- [Problem details] Extract every line of the material that holds the string "참여건수".

- [Source records]
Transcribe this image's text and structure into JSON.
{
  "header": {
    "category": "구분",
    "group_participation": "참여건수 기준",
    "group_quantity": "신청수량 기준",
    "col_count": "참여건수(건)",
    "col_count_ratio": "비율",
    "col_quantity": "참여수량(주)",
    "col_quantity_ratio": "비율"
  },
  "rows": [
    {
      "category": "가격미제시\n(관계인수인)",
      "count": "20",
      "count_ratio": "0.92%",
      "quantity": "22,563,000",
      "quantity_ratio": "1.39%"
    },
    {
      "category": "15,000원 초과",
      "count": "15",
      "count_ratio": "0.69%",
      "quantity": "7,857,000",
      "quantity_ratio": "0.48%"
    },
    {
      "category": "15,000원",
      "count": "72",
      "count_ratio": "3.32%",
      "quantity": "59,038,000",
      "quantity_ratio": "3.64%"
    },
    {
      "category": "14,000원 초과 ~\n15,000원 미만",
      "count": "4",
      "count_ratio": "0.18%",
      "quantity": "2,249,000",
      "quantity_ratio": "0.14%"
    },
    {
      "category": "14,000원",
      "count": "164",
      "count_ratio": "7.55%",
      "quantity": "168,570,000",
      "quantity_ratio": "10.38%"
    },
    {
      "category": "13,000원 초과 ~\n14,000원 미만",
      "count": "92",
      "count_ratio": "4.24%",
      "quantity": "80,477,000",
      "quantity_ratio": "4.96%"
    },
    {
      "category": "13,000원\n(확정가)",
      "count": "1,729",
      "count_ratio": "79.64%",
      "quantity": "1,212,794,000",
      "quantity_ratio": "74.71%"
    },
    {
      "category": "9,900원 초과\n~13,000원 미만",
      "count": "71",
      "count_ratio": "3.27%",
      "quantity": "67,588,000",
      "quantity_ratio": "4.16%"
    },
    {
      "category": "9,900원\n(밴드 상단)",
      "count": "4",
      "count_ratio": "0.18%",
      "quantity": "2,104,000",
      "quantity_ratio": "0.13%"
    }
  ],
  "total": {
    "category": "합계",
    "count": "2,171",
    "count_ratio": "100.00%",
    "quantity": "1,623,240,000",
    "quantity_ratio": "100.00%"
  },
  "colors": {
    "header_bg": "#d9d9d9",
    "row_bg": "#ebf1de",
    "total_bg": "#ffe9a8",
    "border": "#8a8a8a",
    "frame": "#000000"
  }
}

- [The response]
    "group_participation": "참여건수 기준",
    "col_count": "참여건수(건)",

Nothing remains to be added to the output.